Data excerpts
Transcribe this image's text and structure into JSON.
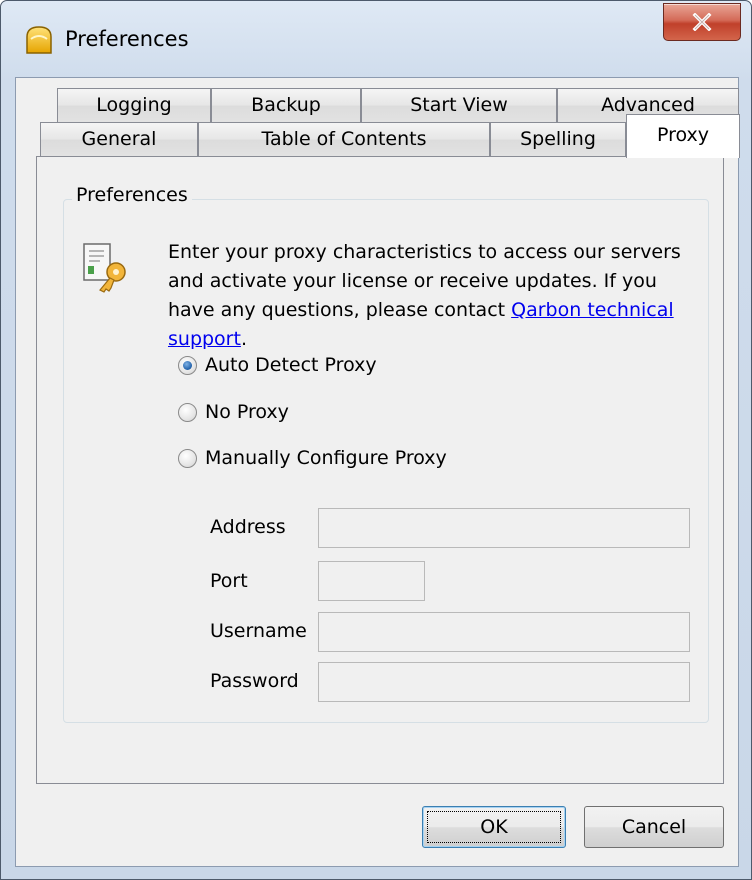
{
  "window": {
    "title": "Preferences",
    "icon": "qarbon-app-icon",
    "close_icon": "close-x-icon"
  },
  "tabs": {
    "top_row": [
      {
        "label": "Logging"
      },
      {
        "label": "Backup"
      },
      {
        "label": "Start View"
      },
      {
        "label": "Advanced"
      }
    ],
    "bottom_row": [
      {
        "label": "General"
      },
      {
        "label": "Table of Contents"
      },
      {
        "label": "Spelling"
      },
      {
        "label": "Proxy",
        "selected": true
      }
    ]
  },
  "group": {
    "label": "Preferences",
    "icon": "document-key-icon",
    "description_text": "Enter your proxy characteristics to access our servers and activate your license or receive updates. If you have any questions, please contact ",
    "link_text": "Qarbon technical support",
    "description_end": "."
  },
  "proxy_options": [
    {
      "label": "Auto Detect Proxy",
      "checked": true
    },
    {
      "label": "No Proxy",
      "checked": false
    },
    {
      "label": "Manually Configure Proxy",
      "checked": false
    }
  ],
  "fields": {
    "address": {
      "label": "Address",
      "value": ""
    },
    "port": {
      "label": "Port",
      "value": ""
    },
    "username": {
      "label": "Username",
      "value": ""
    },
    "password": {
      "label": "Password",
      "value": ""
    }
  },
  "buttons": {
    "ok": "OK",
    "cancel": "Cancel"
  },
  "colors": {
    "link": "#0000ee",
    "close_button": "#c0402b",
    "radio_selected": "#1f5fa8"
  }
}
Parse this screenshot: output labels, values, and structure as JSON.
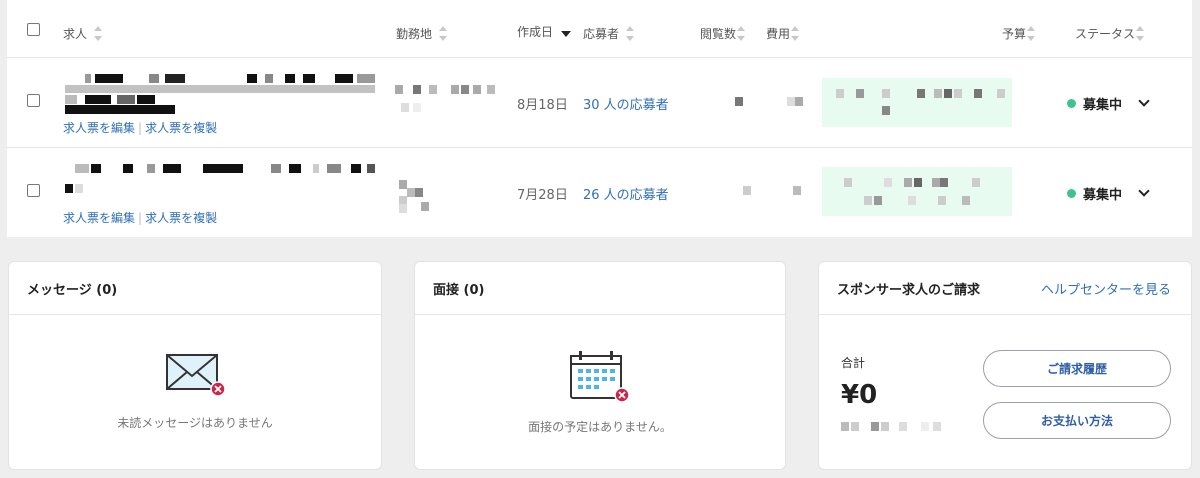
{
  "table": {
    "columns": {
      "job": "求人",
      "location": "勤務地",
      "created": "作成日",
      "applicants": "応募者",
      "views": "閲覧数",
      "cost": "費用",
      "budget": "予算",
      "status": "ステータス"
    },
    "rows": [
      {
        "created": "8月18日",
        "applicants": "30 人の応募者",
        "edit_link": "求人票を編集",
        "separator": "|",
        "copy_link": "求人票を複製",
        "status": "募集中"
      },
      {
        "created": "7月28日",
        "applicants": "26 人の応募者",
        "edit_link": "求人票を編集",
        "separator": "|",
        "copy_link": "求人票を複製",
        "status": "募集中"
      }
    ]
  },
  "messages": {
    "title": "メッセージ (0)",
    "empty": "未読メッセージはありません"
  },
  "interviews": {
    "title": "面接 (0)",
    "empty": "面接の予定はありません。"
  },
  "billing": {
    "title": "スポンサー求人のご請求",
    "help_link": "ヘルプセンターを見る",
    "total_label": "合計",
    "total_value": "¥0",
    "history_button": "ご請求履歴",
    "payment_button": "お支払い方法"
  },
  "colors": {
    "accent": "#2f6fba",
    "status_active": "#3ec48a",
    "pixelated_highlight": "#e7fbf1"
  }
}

# WHAT IS REQUIRED
Write out every line above exactly as it is, leaving out the pictures.

# WRITTEN SOLUTION
Transcribe this image's text and structure into JSON.
{
  "window": {
    "title": "Preferences",
    "icon": "qarbon-app-icon",
    "close_icon": "close-x-icon"
  },
  "tabs": {
    "top_row": [
      {
        "label": "Logging"
      },
      {
        "label": "Backup"
      },
      {
        "label": "Start View"
      },
      {
        "label": "Advanced"
      }
    ],
    "bottom_row": [
      {
        "label": "General"
      },
      {
        "label": "Table of Contents"
      },
      {
        "label": "Spelling"
      },
      {
        "label": "Proxy",
        "selected": true
      }
    ]
  },
  "group": {
    "label": "Preferences",
    "icon": "document-key-icon",
    "description_text": "Enter your proxy characteristics to access our servers and activate your license or receive updates. If you have any questions, please contact ",
    "link_text": "Qarbon technical support",
    "description_end": "."
  },
  "proxy_options": [
    {
      "label": "Auto Detect Proxy",
      "checked": true
    },
    {
      "label": "No Proxy",
      "checked": false
    },
    {
      "label": "Manually Configure Proxy",
      "checked": false
    }
  ],
  "fields": {
    "address": {
      "label": "Address",
      "value": ""
    },
    "port": {
      "label": "Port",
      "value": ""
    },
    "username": {
      "label": "Username",
      "value": ""
    },
    "password": {
      "label": "Password",
      "value": ""
    }
  },
  "buttons": {
    "ok": "OK",
    "cancel": "Cancel"
  },
  "colors": {
    "link": "#0000ee",
    "close_button": "#c0402b",
    "radio_selected": "#1f5fa8"
  }
}
Parse this screenshot: output labels, values, and structure as JSON.
{
  "table": {
    "columns": {
      "job": "求人",
      "location": "勤務地",
      "created": "作成日",
      "applicants": "応募者",
      "views": "閲覧数",
      "cost": "費用",
      "budget": "予算",
      "status": "ステータス"
    },
    "rows": [
      {
        "created": "8月18日",
        "applicants": "30 人の応募者",
        "edit_link": "求人票を編集",
        "separator": "|",
        "copy_link": "求人票を複製",
        "status": "募集中"
      },
      {
        "created": "7月28日",
        "applicants": "26 人の応募者",
        "edit_link": "求人票を編集",
        "separator": "|",
        "copy_link": "求人票を複製",
        "status": "募集中"
      }
    ]
  },
  "messages": {
    "title": "メッセージ (0)",
    "empty": "未読メッセージはありません"
  },
  "interviews": {
    "title": "面接 (0)",
    "empty": "面接の予定はありません。"
  },
  "billing": {
    "title": "スポンサー求人のご請求",
    "help_link": "ヘルプセンターを見る",
    "total_label": "合計",
    "total_value": "¥0",
    "history_button": "ご請求履歴",
    "payment_button": "お支払い方法"
  },
  "colors": {
    "accent": "#2f6fba",
    "status_active": "#3ec48a",
    "pixelated_highlight": "#e7fbf1"
  }
}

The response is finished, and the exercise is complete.